__Information supplied__.
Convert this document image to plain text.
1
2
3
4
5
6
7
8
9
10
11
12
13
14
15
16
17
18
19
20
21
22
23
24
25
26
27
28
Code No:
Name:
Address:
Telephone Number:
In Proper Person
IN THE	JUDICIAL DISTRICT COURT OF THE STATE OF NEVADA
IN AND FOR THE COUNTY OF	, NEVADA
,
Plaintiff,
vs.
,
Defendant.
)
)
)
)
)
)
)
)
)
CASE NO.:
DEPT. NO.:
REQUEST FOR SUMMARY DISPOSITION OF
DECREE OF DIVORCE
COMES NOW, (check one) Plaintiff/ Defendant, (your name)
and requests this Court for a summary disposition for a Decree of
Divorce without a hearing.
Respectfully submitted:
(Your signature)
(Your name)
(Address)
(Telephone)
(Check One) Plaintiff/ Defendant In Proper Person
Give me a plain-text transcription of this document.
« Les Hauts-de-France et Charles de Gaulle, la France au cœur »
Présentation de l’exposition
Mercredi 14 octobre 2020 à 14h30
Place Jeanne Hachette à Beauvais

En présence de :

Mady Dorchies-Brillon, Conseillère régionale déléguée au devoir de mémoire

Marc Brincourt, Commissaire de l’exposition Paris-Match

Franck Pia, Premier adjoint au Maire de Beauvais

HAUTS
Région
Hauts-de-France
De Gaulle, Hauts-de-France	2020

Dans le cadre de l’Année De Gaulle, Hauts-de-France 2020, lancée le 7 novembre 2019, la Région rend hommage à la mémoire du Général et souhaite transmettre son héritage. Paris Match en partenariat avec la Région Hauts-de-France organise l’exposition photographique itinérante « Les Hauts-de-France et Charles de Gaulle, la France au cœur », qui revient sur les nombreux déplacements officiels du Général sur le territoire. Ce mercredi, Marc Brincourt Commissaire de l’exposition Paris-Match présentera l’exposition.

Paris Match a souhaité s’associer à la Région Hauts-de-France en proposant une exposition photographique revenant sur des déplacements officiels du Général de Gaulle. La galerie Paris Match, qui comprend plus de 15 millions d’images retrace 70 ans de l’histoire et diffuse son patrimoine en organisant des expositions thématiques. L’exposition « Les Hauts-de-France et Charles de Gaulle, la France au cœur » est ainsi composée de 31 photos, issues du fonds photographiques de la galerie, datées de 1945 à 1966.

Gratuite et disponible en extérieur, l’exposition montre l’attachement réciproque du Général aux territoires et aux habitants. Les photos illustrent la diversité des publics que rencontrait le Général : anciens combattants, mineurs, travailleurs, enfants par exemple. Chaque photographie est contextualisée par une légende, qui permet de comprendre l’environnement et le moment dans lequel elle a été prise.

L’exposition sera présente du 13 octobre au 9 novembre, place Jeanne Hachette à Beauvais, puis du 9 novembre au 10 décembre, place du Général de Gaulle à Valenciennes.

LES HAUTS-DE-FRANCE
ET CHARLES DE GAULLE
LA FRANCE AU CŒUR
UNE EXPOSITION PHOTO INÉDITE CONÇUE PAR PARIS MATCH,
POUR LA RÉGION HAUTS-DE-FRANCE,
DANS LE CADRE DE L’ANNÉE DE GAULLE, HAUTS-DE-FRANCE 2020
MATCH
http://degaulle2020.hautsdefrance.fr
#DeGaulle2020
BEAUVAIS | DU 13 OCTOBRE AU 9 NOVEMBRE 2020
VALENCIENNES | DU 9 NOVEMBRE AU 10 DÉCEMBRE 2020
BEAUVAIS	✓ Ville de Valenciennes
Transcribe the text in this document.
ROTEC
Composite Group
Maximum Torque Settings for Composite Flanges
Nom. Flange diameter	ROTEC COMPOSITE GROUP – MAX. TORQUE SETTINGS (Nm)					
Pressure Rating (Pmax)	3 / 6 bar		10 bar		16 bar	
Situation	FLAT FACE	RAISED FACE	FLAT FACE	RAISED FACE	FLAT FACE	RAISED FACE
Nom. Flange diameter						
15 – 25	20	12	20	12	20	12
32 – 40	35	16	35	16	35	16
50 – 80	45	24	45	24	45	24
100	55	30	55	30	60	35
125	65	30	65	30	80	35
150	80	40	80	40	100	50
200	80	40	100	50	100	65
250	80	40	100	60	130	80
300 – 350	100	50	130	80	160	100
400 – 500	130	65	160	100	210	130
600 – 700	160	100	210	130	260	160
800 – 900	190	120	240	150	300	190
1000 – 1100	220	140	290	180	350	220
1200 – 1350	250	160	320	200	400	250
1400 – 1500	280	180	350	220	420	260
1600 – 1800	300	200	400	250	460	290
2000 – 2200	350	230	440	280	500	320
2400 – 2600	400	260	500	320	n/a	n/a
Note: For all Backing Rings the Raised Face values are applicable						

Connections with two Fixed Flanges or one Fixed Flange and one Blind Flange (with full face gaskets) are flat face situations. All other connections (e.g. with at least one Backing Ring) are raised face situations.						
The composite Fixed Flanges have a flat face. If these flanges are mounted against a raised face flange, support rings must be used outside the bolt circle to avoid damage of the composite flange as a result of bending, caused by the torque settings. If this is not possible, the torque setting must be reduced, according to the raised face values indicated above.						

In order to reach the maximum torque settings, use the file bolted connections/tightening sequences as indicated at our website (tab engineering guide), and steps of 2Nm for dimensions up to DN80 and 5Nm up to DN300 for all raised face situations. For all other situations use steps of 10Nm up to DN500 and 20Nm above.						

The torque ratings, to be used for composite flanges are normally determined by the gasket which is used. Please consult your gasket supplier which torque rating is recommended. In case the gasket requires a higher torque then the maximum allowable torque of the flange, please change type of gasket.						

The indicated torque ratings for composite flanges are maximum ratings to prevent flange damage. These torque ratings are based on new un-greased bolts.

__Exercise aim__. Identify the lines that contain the string "Commissaire", and copy every one of them.

__Answer below__.
Marc Brincourt, Commissaire de l’exposition Paris-Match
Dans le cadre de l’Année De Gaulle, Hauts-de-France 2020, lancée le 7 novembre 2019, la Région rend hommage à la mémoire du Général et souhaite transmettre son héritage. Paris Match en partenariat avec la Région Hauts-de-France organise l’exposition photographique itinérante « Les Hauts-de-France et Charles de Gaulle, la France au cœur », qui revient sur les nombreux déplacements officiels du Général sur le territoire. Ce mercredi, Marc Brincourt Commissaire de l’exposition Paris-Match présentera l’exposition.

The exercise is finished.